┌──

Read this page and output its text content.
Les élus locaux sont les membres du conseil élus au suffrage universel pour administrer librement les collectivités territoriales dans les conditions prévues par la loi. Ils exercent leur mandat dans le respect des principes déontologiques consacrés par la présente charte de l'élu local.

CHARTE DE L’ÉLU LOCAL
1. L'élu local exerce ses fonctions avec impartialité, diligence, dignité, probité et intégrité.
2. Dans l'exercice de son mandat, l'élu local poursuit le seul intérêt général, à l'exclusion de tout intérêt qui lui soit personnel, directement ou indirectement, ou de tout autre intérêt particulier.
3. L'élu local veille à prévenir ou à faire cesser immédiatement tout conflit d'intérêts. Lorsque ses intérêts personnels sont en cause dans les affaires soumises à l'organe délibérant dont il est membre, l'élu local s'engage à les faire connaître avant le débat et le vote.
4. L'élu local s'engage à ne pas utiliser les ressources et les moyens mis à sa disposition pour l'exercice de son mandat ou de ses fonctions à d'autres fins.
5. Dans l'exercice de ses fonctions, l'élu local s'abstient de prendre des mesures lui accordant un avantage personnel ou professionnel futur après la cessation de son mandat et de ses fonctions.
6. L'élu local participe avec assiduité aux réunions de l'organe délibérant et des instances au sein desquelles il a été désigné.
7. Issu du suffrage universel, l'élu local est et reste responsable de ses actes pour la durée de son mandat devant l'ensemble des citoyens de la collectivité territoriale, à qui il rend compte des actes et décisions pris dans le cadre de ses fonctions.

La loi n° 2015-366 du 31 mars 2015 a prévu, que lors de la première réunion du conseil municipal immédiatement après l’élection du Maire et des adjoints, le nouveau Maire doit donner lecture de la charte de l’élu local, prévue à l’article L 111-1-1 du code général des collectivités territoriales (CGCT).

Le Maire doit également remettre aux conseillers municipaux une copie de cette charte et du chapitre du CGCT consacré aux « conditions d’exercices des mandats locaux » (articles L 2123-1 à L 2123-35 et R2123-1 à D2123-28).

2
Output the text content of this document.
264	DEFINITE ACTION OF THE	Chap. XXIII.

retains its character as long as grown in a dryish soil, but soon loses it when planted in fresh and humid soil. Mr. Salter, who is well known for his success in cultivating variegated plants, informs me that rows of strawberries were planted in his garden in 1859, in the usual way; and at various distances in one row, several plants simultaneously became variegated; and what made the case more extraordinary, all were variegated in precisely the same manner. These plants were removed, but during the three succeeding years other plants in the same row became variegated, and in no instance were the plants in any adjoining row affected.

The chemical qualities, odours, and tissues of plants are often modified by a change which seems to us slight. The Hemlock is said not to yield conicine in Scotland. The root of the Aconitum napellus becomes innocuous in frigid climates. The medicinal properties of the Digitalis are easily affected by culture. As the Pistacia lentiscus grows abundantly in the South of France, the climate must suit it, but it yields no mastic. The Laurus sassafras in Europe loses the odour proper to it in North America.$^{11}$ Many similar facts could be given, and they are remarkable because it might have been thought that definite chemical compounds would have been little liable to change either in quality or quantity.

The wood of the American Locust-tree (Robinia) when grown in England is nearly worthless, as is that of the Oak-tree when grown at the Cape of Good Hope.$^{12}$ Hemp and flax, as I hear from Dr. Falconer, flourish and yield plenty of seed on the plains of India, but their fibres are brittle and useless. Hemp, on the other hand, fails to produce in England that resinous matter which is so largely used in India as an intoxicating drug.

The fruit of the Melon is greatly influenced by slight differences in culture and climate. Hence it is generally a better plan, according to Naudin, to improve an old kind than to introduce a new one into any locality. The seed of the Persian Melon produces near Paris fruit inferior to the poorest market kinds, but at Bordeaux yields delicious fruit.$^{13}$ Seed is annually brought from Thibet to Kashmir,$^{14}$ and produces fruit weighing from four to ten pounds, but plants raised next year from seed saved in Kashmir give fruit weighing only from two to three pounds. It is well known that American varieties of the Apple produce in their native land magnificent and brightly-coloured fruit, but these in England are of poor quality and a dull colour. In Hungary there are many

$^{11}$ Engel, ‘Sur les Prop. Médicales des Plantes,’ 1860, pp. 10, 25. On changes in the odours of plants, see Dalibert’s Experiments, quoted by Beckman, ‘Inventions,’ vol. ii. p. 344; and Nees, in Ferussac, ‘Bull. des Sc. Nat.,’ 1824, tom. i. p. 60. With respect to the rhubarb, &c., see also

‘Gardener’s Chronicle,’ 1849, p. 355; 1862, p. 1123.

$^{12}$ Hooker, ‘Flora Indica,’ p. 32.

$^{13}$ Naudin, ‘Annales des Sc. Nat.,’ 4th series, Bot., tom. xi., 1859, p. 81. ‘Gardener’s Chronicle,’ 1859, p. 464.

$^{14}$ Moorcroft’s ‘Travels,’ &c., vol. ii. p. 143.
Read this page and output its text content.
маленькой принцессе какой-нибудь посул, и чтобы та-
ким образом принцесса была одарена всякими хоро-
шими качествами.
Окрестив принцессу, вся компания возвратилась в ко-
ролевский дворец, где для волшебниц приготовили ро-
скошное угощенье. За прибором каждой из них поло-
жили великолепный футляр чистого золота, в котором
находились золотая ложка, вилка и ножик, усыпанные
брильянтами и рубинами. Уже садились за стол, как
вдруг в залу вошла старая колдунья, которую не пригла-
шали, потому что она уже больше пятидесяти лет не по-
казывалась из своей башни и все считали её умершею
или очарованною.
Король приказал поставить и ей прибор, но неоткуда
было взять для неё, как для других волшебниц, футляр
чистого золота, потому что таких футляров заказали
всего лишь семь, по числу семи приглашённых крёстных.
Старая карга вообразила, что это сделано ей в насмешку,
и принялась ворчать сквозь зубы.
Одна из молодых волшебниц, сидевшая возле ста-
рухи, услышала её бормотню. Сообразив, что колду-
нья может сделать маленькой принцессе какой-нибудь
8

└──

* TASK DETAILS:
Every line of the data above should be copied exactly.

* RESPONSE:
Read this page and output its text content.
Les élus locaux sont les membres du conseil élus au suffrage universel pour administrer librement les collectivités territoriales dans les conditions prévues par la loi. Ils exercent leur mandat dans le respect des principes déontologiques consacrés par la présente charte de l'élu local.

CHARTE DE L’ÉLU LOCAL
1. L'élu local exerce ses fonctions avec impartialité, diligence, dignité, probité et intégrité.
2. Dans l'exercice de son mandat, l'élu local poursuit le seul intérêt général, à l'exclusion de tout intérêt qui lui soit personnel, directement ou indirectement, ou de tout autre intérêt particulier.
3. L'élu local veille à prévenir ou à faire cesser immédiatement tout conflit d'intérêts. Lorsque ses intérêts personnels sont en cause dans les affaires soumises à l'organe délibérant dont il est membre, l'élu local s'engage à les faire connaître avant le débat et le vote.
4. L'élu local s'engage à ne pas utiliser les ressources et les moyens mis à sa disposition pour l'exercice de son mandat ou de ses fonctions à d'autres fins.
5. Dans l'exercice de ses fonctions, l'élu local s'abstient de prendre des mesures lui accordant un avantage personnel ou professionnel futur après la cessation de son mandat et de ses fonctions.
6. L'élu local participe avec assiduité aux réunions de l'organe délibérant et des instances au sein desquelles il a été désigné.
7. Issu du suffrage universel, l'élu local est et reste responsable de ses actes pour la durée de son mandat devant l'ensemble des citoyens de la collectivité territoriale, à qui il rend compte des actes et décisions pris dans le cadre de ses fonctions.

La loi n° 2015-366 du 31 mars 2015 a prévu, que lors de la première réunion du conseil municipal immédiatement après l’élection du Maire et des adjoints, le nouveau Maire doit donner lecture de la charte de l’élu local, prévue à l’article L 111-1-1 du code général des collectivités territoriales (CGCT).

Le Maire doit également remettre aux conseillers municipaux une copie de cette charte et du chapitre du CGCT consacré aux « conditions d’exercices des mandats locaux » (articles L 2123-1 à L 2123-35 et R2123-1 à D2123-28).

2
Output the text content of this document.
264	DEFINITE ACTION OF THE	Chap. XXIII.

retains its character as long as grown in a dryish soil, but soon loses it when planted in fresh and humid soil. Mr. Salter, who is well known for his success in cultivating variegated plants, informs me that rows of strawberries were planted in his garden in 1859, in the usual way; and at various distances in one row, several plants simultaneously became variegated; and what made the case more extraordinary, all were variegated in precisely the same manner. These plants were removed, but during the three succeeding years other plants in the same row became variegated, and in no instance were the plants in any adjoining row affected.

The chemical qualities, odours, and tissues of plants are often modified by a change which seems to us slight. The Hemlock is said not to yield conicine in Scotland. The root of the Aconitum napellus becomes innocuous in frigid climates. The medicinal properties of the Digitalis are easily affected by culture. As the Pistacia lentiscus grows abundantly in the South of France, the climate must suit it, but it yields no mastic. The Laurus sassafras in Europe loses the odour proper to it in North America.$^{11}$ Many similar facts could be given, and they are remarkable because it might have been thought that definite chemical compounds would have been little liable to change either in quality or quantity.

The wood of the American Locust-tree (Robinia) when grown in England is nearly worthless, as is that of the Oak-tree when grown at the Cape of Good Hope.$^{12}$ Hemp and flax, as I hear from Dr. Falconer, flourish and yield plenty of seed on the plains of India, but their fibres are brittle and useless. Hemp, on the other hand, fails to produce in England that resinous matter which is so largely used in India as an intoxicating drug.

The fruit of the Melon is greatly influenced by slight differences in culture and climate. Hence it is generally a better plan, according to Naudin, to improve an old kind than to introduce a new one into any locality. The seed of the Persian Melon produces near Paris fruit inferior to the poorest market kinds, but at Bordeaux yields delicious fruit.$^{13}$ Seed is annually brought from Thibet to Kashmir,$^{14}$ and produces fruit weighing from four to ten pounds, but plants raised next year from seed saved in Kashmir give fruit weighing only from two to three pounds. It is well known that American varieties of the Apple produce in their native land magnificent and brightly-coloured fruit, but these in England are of poor quality and a dull colour. In Hungary there are many

$^{11}$ Engel, ‘Sur les Prop. Médicales des Plantes,’ 1860, pp. 10, 25. On changes in the odours of plants, see Dalibert’s Experiments, quoted by Beckman, ‘Inventions,’ vol. ii. p. 344; and Nees, in Ferussac, ‘Bull. des Sc. Nat.,’ 1824, tom. i. p. 60. With respect to the rhubarb, &c., see also

‘Gardener’s Chronicle,’ 1849, p. 355; 1862, p. 1123.

$^{12}$ Hooker, ‘Flora Indica,’ p. 32.

$^{13}$ Naudin, ‘Annales des Sc. Nat.,’ 4th series, Bot., tom. xi., 1859, p. 81. ‘Gardener’s Chronicle,’ 1859, p. 464.

$^{14}$ Moorcroft’s ‘Travels,’ &c., vol. ii. p. 143.
Read this page and output its text content.
маленькой принцессе какой-нибудь посул, и чтобы та-
ким образом принцесса была одарена всякими хоро-
шими качествами.
Окрестив принцессу, вся компания возвратилась в ко-
ролевский дворец, где для волшебниц приготовили ро-
скошное угощенье. За прибором каждой из них поло-
жили великолепный футляр чистого золота, в котором
находились золотая ложка, вилка и ножик, усыпанные
брильянтами и рубинами. Уже садились за стол, как
вдруг в залу вошла старая колдунья, которую не пригла-
шали, потому что она уже больше пятидесяти лет не по-
казывалась из своей башни и все считали её умершею
или очарованною.
Король приказал поставить и ей прибор, но неоткуда
было взять для неё, как для других волшебниц, футляр
чистого золота, потому что таких футляров заказали
всего лишь семь, по числу семи приглашённых крёстных.
Старая карга вообразила, что это сделано ей в насмешку,
и принялась ворчать сквозь зубы.
Одна из молодых волшебниц, сидевшая возле ста-
рухи, услышала её бормотню. Сообразив, что колду-
нья может сделать маленькой принцессе какой-нибудь
8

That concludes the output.